**Goal:**
Select every line below containing the word "перемещается".

--- Start ---

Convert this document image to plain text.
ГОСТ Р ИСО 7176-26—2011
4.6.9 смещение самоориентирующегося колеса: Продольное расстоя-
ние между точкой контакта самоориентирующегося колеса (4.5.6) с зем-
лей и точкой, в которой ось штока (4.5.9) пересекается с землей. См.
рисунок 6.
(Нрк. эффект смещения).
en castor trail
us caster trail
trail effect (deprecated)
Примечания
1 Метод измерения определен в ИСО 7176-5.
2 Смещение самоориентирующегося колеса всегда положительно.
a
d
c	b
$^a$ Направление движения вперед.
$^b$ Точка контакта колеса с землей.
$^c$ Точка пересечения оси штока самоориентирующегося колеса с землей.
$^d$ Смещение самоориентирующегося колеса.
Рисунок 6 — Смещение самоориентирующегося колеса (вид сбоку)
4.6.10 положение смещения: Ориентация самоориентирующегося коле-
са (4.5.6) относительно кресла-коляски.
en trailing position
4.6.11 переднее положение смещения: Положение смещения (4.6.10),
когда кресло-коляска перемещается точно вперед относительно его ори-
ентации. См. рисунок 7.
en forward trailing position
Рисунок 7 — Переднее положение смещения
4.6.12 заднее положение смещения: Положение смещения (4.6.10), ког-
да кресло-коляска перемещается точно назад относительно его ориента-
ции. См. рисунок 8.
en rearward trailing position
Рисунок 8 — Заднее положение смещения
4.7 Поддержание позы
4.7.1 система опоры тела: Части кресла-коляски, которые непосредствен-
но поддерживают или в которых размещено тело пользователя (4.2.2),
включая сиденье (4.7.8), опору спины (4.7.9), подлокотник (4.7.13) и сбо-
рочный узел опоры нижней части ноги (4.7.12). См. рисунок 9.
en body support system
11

--- End ---

**Exercise solution:**
когда кресло-коляска перемещается точно вперед относительно его ори-
да кресло-коляска перемещается точно назад относительно его ориента-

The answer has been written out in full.